━━ DATASET RECORDS ━━

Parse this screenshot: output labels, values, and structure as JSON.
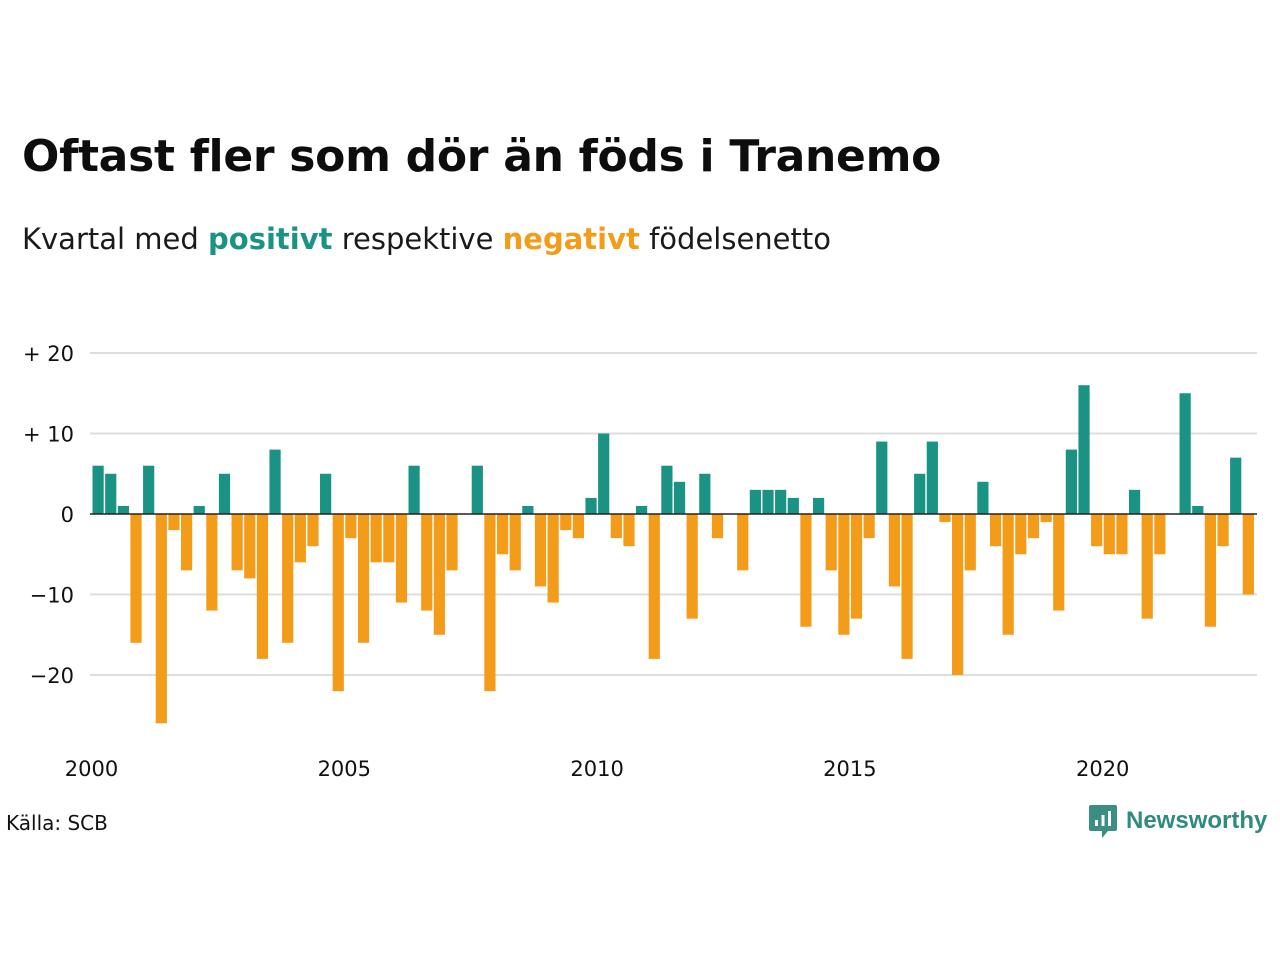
{
  "title": "Oftast fler som dör än föds i Tranemo",
  "subtitle": {
    "prefix": "Kvartal med ",
    "positive": "positivt",
    "middle": " respektive ",
    "negative": "negativt",
    "suffix": " födelsenetto"
  },
  "source": "Källa: SCB",
  "brand": {
    "name": "Newsworthy",
    "icon": "newsworthy-logo-icon",
    "color": "#2f8a80"
  },
  "colors": {
    "positive": "#1a9384",
    "negative": "#f39c1a",
    "grid": "#dddddd"
  },
  "chart_data": {
    "type": "bar",
    "xlabel": "",
    "ylabel": "",
    "x_start": "2000 Q1",
    "x_ticks": [
      "2000",
      "2005",
      "2010",
      "2015",
      "2020"
    ],
    "y_ticks": [
      {
        "value": 20,
        "label": "+ 20"
      },
      {
        "value": 10,
        "label": "+ 10"
      },
      {
        "value": 0,
        "label": "0"
      },
      {
        "value": -10,
        "label": "−10"
      },
      {
        "value": -20,
        "label": "−20"
      }
    ],
    "ylim": [
      -27,
      21
    ],
    "grid": true,
    "values": [
      6,
      5,
      1,
      -16,
      6,
      -26,
      -2,
      -7,
      1,
      -12,
      5,
      -7,
      -8,
      -18,
      8,
      -16,
      -6,
      -4,
      5,
      -22,
      -3,
      -16,
      -6,
      -6,
      -11,
      6,
      -12,
      -15,
      -7,
      0,
      6,
      -22,
      -5,
      -7,
      1,
      -9,
      -11,
      -2,
      -3,
      2,
      10,
      -3,
      -4,
      1,
      -18,
      6,
      4,
      -13,
      5,
      -3,
      0,
      -7,
      3,
      3,
      3,
      2,
      -14,
      2,
      -7,
      -15,
      -13,
      -3,
      9,
      -9,
      -18,
      5,
      9,
      -1,
      -20,
      -7,
      4,
      -4,
      -15,
      -5,
      -3,
      -1,
      -12,
      8,
      16,
      -4,
      -5,
      -5,
      3,
      -13,
      -5,
      0,
      15,
      1,
      -14,
      -4,
      7,
      -10
    ]
  }
}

━━━

▶ **AIM OF THE EXERCISE**
Go through the records above, find every line with the word "values", and list those lines.

▶ **TASK OUTPUT**
Parse this screenshot: output labels, values, and structure as JSON.
    "values": [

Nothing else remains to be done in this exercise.